GIVEN EXERCISE >>
Spot each line that carries the word "cross"; copy those lines.

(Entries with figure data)
○ ○ ○ ○ ○
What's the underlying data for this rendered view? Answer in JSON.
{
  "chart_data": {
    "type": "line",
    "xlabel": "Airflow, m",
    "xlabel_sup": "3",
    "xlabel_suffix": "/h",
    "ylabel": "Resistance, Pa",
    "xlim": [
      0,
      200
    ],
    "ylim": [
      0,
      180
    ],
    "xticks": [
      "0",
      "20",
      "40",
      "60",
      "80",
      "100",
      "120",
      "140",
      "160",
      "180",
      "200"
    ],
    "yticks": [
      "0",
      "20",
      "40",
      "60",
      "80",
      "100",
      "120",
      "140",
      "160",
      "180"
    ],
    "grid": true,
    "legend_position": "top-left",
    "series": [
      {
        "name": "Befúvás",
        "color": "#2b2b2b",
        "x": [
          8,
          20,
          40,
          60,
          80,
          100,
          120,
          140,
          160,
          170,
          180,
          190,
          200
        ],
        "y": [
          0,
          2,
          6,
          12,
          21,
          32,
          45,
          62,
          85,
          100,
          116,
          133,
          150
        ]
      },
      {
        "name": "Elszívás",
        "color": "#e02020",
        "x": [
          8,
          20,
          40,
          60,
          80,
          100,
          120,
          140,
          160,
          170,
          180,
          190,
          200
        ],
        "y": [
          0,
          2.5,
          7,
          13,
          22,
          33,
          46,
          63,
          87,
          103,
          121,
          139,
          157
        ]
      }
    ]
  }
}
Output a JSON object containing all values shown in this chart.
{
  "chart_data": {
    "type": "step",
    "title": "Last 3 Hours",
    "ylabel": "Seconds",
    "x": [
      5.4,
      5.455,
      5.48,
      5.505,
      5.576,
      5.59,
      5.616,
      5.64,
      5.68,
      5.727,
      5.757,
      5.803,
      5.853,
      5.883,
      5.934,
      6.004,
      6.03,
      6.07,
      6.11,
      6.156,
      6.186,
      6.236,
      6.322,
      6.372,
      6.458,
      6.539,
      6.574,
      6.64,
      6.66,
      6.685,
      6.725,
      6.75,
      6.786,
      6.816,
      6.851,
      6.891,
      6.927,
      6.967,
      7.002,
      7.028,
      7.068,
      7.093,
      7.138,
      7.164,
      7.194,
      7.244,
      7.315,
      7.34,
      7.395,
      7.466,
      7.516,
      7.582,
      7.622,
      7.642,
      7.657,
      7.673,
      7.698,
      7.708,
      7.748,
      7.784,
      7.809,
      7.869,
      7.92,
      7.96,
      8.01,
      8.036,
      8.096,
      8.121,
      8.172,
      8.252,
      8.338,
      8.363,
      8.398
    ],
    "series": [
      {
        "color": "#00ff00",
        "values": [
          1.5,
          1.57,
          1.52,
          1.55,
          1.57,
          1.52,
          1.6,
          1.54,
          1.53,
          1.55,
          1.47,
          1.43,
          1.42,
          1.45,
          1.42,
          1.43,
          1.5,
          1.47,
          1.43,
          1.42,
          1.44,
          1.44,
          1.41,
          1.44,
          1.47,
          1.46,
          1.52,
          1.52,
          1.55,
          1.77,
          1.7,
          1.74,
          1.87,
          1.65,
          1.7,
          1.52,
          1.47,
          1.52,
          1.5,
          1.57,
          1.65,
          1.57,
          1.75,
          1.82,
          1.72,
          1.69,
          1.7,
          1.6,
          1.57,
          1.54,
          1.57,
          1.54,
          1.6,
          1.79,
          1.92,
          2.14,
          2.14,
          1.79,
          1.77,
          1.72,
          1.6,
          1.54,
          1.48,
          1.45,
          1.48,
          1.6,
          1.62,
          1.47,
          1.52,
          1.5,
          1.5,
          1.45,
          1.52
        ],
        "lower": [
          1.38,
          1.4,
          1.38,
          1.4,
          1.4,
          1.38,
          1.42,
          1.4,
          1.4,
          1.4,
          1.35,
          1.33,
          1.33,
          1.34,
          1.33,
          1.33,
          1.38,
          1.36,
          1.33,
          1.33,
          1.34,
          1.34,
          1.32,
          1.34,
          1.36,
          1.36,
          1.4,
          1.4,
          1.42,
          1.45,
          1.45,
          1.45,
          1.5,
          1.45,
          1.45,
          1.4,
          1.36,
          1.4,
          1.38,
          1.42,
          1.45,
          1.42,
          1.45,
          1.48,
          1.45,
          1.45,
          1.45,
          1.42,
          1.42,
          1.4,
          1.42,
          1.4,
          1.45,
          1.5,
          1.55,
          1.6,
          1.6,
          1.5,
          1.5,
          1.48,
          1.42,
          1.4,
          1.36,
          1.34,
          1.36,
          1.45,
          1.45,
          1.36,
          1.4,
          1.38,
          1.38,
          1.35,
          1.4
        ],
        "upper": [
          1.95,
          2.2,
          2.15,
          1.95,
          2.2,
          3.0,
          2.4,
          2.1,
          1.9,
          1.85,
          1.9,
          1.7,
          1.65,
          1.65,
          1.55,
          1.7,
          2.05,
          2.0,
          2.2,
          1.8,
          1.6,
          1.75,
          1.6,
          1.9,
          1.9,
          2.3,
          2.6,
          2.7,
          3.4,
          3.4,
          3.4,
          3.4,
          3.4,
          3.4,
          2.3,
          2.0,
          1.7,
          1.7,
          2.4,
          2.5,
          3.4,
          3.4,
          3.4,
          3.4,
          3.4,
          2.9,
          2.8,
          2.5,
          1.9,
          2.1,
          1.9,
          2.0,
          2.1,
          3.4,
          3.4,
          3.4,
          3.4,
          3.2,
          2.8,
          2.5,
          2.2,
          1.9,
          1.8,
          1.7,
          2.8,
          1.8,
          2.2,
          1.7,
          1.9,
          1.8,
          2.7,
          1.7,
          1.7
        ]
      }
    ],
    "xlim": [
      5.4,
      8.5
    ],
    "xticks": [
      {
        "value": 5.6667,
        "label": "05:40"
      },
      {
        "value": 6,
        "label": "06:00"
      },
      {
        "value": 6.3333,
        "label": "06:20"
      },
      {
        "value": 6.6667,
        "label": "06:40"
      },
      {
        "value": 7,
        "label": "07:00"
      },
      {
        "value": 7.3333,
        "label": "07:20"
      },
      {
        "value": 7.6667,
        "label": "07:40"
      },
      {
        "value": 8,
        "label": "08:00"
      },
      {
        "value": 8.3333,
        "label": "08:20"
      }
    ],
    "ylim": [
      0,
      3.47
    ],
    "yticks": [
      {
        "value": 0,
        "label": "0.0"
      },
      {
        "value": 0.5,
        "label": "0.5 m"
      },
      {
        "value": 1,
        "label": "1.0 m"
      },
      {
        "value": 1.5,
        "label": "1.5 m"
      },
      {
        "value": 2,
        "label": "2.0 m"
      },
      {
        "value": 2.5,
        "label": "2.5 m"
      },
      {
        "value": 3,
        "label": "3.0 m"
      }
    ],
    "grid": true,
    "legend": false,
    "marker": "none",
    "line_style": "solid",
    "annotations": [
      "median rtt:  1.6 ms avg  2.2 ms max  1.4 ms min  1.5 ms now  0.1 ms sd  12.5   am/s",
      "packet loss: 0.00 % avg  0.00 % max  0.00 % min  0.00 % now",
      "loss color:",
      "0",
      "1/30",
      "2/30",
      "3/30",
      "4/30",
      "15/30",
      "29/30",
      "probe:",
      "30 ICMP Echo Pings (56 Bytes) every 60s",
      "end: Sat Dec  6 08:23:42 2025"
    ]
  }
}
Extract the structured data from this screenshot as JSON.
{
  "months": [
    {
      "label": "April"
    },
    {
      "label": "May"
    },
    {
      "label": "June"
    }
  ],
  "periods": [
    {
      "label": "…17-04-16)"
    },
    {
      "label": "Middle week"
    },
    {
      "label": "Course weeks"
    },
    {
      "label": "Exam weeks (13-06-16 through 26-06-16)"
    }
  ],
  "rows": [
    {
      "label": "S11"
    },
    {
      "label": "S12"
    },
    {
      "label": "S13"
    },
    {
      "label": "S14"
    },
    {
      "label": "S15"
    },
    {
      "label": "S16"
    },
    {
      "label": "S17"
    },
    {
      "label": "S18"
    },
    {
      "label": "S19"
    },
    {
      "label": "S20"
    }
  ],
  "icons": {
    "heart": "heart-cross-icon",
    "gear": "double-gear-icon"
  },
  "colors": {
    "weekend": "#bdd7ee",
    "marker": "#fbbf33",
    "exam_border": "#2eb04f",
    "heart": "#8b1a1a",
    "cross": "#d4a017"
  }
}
○ ○ ○ ○ ○
ANSWER FOR THE TASK >>
    "heart": "heart-cross-icon",
    "cross": "#d4a017"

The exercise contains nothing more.